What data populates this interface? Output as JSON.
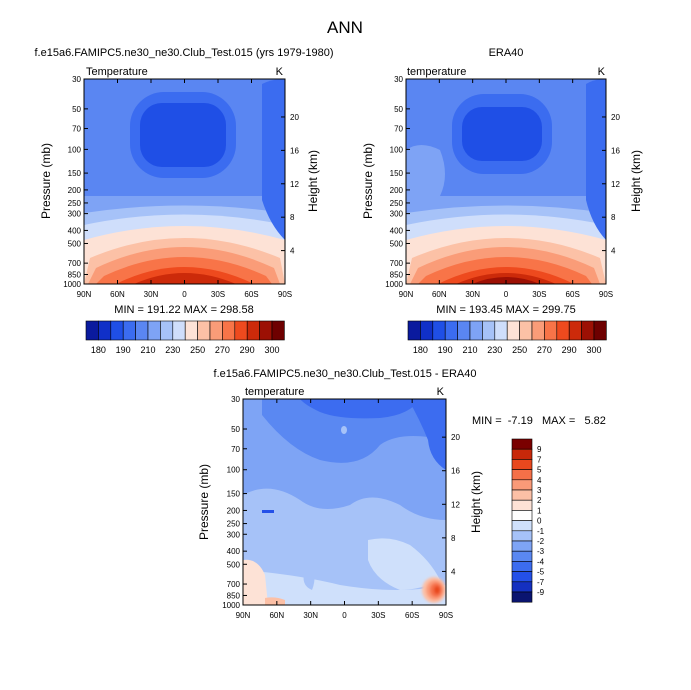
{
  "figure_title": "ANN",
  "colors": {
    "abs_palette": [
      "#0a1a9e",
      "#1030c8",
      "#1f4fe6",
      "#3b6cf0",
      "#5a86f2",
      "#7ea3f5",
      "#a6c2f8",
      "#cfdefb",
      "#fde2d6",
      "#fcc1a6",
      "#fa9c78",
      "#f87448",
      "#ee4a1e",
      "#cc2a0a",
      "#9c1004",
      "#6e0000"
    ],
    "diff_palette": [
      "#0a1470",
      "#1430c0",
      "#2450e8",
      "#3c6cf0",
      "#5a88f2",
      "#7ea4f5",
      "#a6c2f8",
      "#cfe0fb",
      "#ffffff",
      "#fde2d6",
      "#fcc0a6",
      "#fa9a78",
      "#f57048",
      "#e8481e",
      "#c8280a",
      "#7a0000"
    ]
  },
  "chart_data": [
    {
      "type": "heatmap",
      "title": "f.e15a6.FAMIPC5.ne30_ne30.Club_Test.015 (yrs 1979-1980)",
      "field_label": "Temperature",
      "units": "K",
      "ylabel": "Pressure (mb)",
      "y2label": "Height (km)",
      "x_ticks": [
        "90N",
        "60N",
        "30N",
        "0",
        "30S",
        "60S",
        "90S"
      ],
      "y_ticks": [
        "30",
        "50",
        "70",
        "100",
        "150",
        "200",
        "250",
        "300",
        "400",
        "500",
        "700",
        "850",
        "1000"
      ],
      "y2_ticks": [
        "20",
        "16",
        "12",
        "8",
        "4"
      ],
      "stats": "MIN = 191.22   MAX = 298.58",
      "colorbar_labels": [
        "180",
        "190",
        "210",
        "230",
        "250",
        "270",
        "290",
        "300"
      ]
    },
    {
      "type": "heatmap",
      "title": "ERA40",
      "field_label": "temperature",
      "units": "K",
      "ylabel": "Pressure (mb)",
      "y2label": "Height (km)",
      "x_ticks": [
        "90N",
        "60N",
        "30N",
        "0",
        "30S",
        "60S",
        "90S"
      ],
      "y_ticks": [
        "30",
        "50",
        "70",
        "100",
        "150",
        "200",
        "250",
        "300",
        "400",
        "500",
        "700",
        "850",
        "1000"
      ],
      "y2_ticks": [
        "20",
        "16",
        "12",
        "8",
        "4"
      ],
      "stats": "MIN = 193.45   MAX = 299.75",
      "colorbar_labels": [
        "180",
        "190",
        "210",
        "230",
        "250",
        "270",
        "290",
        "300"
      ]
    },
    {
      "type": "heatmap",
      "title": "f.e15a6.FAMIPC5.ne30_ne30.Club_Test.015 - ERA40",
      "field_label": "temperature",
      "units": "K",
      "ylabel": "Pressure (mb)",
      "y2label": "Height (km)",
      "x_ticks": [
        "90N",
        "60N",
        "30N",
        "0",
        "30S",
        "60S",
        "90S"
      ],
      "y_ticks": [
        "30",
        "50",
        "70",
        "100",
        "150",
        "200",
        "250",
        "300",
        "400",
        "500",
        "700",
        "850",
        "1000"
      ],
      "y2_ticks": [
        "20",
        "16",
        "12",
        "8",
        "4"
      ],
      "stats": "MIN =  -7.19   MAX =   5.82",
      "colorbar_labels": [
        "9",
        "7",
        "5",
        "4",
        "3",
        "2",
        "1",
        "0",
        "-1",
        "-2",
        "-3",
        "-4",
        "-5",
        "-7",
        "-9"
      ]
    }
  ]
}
● ● ● ● ●
■ WRITTEN INSTRUCTION
Omit the pictures, then output the rest of the listing exactly.

■ ANSWER TO THIS TASK
What data populates this interface? Output as JSON.
{
  "figure_title": "ANN",
  "colors": {
    "abs_palette": [
      "#0a1a9e",
      "#1030c8",
      "#1f4fe6",
      "#3b6cf0",
      "#5a86f2",
      "#7ea3f5",
      "#a6c2f8",
      "#cfdefb",
      "#fde2d6",
      "#fcc1a6",
      "#fa9c78",
      "#f87448",
      "#ee4a1e",
      "#cc2a0a",
      "#9c1004",
      "#6e0000"
    ],
    "diff_palette": [
      "#0a1470",
      "#1430c0",
      "#2450e8",
      "#3c6cf0",
      "#5a88f2",
      "#7ea4f5",
      "#a6c2f8",
      "#cfe0fb",
      "#ffffff",
      "#fde2d6",
      "#fcc0a6",
      "#fa9a78",
      "#f57048",
      "#e8481e",
      "#c8280a",
      "#7a0000"
    ]
  },
  "chart_data": [
    {
      "type": "heatmap",
      "title": "f.e15a6.FAMIPC5.ne30_ne30.Club_Test.015 (yrs 1979-1980)",
      "field_label": "Temperature",
      "units": "K",
      "ylabel": "Pressure (mb)",
      "y2label": "Height (km)",
      "x_ticks": [
        "90N",
        "60N",
        "30N",
        "0",
        "30S",
        "60S",
        "90S"
      ],
      "y_ticks": [
        "30",
        "50",
        "70",
        "100",
        "150",
        "200",
        "250",
        "300",
        "400",
        "500",
        "700",
        "850",
        "1000"
      ],
      "y2_ticks": [
        "20",
        "16",
        "12",
        "8",
        "4"
      ],
      "stats": "MIN = 191.22   MAX = 298.58",
      "colorbar_labels": [
        "180",
        "190",
        "210",
        "230",
        "250",
        "270",
        "290",
        "300"
      ]
    },
    {
      "type": "heatmap",
      "title": "ERA40",
      "field_label": "temperature",
      "units": "K",
      "ylabel": "Pressure (mb)",
      "y2label": "Height (km)",
      "x_ticks": [
        "90N",
        "60N",
        "30N",
        "0",
        "30S",
        "60S",
        "90S"
      ],
      "y_ticks": [
        "30",
        "50",
        "70",
        "100",
        "150",
        "200",
        "250",
        "300",
        "400",
        "500",
        "700",
        "850",
        "1000"
      ],
      "y2_ticks": [
        "20",
        "16",
        "12",
        "8",
        "4"
      ],
      "stats": "MIN = 193.45   MAX = 299.75",
      "colorbar_labels": [
        "180",
        "190",
        "210",
        "230",
        "250",
        "270",
        "290",
        "300"
      ]
    },
    {
      "type": "heatmap",
      "title": "f.e15a6.FAMIPC5.ne30_ne30.Club_Test.015 - ERA40",
      "field_label": "temperature",
      "units": "K",
      "ylabel": "Pressure (mb)",
      "y2label": "Height (km)",
      "x_ticks": [
        "90N",
        "60N",
        "30N",
        "0",
        "30S",
        "60S",
        "90S"
      ],
      "y_ticks": [
        "30",
        "50",
        "70",
        "100",
        "150",
        "200",
        "250",
        "300",
        "400",
        "500",
        "700",
        "850",
        "1000"
      ],
      "y2_ticks": [
        "20",
        "16",
        "12",
        "8",
        "4"
      ],
      "stats": "MIN =  -7.19   MAX =   5.82",
      "colorbar_labels": [
        "9",
        "7",
        "5",
        "4",
        "3",
        "2",
        "1",
        "0",
        "-1",
        "-2",
        "-3",
        "-4",
        "-5",
        "-7",
        "-9"
      ]
    }
  ]
}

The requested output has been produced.